Copy each line of the material below that includes the string "Manu".

::: DATA FOR THIS EXERCISE

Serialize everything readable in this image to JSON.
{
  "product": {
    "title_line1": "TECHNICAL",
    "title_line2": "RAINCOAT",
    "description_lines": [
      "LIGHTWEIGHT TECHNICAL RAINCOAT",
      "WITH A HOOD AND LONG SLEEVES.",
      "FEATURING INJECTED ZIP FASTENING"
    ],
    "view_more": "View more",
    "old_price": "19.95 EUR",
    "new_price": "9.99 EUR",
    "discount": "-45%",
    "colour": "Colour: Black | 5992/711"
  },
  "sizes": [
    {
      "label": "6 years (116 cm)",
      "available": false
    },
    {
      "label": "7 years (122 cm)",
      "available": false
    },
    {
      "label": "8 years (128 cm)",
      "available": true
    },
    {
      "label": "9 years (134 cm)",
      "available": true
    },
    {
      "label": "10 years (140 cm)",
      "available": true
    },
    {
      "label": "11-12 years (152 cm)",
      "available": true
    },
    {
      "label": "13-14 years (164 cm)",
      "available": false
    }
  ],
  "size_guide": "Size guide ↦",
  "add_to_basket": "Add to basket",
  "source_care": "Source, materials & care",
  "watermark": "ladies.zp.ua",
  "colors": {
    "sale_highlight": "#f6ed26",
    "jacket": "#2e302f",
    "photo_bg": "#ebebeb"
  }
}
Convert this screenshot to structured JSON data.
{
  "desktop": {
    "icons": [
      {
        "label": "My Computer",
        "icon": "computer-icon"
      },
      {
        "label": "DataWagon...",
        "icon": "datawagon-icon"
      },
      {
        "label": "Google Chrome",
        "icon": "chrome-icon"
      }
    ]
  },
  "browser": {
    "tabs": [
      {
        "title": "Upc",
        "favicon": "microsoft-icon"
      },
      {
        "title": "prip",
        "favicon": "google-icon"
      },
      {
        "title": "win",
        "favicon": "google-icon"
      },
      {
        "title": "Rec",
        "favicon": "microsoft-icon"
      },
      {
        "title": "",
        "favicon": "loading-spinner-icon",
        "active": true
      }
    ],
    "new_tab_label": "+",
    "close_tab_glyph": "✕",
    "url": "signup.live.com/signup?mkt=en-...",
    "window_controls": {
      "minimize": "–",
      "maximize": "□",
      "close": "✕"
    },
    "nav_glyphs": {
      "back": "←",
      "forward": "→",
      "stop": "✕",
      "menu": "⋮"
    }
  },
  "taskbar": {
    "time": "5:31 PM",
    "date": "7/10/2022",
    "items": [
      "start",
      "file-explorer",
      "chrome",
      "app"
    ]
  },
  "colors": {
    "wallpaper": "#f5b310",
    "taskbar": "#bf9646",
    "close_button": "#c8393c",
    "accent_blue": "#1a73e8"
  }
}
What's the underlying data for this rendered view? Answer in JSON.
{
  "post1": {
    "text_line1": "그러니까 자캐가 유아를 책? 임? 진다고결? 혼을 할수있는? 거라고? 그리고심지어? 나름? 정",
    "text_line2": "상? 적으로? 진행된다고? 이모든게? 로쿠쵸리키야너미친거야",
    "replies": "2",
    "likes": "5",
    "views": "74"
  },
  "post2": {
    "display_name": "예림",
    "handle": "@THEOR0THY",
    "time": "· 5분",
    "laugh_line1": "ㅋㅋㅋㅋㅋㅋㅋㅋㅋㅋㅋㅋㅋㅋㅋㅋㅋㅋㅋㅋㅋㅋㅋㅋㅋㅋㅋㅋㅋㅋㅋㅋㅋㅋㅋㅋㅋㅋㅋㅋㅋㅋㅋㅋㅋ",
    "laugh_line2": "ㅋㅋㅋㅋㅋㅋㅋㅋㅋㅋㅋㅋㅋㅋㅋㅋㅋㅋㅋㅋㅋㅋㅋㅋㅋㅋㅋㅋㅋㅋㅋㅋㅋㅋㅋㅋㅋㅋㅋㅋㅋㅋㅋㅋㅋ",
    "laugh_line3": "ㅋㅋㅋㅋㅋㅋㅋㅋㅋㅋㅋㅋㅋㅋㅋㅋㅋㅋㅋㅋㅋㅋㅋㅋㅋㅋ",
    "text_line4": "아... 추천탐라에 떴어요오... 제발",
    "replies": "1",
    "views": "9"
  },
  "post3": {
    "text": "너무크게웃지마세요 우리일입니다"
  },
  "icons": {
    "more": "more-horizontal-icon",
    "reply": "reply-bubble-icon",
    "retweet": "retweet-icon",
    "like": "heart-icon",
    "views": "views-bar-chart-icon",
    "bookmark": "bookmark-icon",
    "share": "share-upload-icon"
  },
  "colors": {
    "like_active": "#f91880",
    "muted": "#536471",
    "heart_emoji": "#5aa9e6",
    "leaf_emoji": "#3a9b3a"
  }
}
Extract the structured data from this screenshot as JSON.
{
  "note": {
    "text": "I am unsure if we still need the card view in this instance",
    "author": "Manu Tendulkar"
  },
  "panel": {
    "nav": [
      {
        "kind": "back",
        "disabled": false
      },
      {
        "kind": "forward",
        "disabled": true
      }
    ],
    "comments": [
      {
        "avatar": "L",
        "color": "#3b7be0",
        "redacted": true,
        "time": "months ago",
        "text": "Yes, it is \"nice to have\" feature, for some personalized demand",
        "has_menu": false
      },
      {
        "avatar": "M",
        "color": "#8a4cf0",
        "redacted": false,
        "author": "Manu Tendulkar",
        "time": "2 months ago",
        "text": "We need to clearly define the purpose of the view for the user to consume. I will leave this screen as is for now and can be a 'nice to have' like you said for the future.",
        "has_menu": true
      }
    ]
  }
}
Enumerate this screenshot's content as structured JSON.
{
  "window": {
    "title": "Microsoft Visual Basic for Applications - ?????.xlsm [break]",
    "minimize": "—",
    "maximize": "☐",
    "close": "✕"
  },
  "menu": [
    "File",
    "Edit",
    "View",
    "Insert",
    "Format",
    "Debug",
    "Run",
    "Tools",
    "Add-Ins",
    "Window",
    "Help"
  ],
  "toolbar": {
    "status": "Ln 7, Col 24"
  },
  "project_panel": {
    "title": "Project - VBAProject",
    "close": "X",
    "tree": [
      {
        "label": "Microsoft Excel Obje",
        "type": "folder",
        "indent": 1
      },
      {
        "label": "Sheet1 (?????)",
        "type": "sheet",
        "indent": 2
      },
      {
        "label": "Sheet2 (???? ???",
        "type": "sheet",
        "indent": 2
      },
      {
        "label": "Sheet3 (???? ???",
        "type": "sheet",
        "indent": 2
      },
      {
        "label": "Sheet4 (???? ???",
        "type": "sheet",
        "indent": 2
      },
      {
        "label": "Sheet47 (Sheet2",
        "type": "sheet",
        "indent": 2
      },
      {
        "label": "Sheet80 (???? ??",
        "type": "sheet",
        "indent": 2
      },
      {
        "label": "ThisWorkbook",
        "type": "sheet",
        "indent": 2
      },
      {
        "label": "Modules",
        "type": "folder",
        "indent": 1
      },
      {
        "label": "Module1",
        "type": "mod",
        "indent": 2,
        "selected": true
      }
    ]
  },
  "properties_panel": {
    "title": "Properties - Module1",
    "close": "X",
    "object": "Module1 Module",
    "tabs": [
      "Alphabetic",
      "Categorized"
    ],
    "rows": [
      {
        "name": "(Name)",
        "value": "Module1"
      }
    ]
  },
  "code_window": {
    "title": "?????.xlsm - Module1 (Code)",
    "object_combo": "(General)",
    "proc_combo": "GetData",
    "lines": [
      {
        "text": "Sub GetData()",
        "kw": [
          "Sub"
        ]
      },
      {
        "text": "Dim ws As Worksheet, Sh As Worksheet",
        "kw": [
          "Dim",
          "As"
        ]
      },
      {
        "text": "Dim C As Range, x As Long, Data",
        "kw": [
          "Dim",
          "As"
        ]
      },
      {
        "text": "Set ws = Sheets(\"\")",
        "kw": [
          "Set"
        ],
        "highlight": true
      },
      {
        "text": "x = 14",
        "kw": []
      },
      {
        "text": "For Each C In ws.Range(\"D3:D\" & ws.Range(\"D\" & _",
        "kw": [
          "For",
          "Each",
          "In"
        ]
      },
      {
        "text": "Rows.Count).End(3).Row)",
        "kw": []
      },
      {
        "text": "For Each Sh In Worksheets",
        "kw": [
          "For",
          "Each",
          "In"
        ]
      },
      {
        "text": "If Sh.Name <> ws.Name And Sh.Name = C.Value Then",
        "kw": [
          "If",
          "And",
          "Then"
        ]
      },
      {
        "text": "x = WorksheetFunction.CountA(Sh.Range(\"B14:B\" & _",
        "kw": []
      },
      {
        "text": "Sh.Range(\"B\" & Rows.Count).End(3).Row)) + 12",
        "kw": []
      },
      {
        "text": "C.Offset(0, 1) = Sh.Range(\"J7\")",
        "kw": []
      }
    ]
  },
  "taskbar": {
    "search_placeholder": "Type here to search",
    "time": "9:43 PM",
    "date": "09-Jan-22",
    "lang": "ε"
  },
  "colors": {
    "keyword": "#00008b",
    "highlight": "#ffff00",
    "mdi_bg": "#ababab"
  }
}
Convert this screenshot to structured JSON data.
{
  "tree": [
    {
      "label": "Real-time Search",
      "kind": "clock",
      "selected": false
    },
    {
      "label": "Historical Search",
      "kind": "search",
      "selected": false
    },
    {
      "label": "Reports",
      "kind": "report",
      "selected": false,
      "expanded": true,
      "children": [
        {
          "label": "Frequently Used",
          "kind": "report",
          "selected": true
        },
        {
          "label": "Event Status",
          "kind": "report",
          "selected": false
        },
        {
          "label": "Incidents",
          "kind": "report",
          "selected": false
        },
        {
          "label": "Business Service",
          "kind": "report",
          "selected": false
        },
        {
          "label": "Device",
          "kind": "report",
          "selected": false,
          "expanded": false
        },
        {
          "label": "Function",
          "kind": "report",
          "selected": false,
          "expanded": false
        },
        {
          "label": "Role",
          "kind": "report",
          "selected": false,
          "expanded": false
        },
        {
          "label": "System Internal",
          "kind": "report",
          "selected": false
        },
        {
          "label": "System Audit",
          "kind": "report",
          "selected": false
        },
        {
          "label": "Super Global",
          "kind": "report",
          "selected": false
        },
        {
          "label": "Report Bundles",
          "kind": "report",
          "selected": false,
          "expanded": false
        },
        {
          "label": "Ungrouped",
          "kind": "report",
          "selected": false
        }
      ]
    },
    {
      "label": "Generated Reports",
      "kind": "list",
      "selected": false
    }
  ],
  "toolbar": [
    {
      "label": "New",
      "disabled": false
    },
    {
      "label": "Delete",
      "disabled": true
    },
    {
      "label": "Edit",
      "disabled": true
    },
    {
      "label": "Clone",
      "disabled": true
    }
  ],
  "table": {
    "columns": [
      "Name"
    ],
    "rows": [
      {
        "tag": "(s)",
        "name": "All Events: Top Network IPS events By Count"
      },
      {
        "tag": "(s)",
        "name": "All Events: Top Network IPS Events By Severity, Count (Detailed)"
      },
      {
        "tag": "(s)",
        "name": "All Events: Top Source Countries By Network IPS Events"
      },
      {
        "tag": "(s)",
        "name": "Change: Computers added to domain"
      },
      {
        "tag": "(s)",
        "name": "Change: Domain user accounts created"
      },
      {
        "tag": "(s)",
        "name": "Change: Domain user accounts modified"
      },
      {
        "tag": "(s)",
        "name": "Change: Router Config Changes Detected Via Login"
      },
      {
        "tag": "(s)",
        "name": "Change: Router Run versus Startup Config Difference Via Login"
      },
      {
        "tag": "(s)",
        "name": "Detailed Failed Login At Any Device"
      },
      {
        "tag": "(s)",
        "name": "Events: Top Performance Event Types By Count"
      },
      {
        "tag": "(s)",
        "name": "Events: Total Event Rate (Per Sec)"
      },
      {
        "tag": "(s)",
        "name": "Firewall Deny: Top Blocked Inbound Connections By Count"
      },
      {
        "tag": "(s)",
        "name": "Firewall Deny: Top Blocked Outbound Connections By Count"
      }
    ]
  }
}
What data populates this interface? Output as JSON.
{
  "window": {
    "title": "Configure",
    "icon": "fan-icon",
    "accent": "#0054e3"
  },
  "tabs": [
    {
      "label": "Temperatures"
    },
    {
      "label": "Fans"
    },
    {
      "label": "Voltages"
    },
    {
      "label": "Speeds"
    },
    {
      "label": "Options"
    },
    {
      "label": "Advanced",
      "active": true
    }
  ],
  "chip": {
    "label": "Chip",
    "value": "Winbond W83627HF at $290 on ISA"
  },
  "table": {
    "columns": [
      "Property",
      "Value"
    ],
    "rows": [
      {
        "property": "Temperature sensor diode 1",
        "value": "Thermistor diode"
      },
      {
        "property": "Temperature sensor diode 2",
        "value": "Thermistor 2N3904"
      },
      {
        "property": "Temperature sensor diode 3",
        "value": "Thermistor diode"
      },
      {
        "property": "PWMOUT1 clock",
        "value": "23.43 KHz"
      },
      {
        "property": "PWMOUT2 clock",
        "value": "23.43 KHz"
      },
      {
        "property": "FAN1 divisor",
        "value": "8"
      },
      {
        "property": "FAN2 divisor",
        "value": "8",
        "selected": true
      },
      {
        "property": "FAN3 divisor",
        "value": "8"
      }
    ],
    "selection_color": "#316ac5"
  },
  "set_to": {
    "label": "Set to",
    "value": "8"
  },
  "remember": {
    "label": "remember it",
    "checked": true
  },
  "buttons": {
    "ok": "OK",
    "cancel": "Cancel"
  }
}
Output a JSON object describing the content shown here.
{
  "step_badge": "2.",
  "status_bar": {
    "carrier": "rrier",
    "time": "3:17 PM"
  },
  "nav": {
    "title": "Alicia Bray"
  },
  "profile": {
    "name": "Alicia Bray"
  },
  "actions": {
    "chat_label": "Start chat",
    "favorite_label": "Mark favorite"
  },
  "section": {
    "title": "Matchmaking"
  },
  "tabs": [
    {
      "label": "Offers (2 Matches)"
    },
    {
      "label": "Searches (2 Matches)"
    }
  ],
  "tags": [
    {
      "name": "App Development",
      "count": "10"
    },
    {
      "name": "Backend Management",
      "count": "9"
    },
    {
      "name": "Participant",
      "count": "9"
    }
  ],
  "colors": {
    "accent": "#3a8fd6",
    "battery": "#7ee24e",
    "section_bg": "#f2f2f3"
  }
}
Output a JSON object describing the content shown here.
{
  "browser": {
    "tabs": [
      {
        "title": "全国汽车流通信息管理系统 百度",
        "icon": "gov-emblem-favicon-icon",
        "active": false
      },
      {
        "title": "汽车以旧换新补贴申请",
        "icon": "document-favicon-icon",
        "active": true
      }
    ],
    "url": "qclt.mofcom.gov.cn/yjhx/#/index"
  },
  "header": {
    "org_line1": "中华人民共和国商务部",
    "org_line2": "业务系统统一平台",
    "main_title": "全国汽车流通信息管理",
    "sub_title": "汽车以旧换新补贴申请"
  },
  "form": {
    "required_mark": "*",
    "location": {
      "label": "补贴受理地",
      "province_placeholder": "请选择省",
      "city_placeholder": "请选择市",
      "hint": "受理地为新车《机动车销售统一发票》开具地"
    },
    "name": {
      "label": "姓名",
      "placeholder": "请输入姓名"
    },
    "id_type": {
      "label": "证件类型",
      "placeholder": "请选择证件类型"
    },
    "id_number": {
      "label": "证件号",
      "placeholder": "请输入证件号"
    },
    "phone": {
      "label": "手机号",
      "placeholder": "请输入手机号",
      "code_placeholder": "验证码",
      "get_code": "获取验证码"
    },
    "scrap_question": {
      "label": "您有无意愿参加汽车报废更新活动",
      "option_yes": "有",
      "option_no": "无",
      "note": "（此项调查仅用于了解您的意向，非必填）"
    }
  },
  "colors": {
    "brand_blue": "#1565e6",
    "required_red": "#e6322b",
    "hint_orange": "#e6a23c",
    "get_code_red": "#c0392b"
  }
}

::::::

TASK OUTPUT:
    "author": "Manu Tendulkar"
        "author": "Manu Tendulkar",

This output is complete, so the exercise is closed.